====== MATERIAL SUPPLIED

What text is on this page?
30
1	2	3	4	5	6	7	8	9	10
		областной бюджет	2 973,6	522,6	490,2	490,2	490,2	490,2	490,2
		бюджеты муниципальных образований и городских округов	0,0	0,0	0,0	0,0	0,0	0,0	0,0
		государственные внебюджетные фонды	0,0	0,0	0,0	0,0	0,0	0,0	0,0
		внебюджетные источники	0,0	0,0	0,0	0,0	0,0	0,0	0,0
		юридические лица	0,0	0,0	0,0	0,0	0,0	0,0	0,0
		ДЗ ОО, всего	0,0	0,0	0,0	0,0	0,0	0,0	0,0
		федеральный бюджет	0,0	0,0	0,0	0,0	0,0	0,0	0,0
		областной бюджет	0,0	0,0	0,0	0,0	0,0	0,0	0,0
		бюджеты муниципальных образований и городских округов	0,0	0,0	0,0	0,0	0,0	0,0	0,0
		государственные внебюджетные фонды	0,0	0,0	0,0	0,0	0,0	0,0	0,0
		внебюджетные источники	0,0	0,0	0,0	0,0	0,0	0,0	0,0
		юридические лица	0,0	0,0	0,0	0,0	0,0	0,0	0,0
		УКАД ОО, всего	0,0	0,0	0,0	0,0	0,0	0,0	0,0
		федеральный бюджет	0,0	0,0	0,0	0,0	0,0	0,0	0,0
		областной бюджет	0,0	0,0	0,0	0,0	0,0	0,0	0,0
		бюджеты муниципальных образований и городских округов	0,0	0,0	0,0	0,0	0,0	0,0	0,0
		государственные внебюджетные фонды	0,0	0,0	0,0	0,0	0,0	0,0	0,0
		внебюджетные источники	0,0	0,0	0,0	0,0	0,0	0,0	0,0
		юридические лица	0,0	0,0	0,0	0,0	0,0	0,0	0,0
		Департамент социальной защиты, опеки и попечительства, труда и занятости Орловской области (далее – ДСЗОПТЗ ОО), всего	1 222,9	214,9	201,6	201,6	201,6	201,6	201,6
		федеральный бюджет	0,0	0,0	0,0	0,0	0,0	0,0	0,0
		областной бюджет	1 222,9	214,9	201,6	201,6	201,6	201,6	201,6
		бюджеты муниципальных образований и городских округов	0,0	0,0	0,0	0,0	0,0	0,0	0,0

============

Tally the lines in the records above that contain the word "областной", and give only that number.

## WRITTEN SOLUTION
4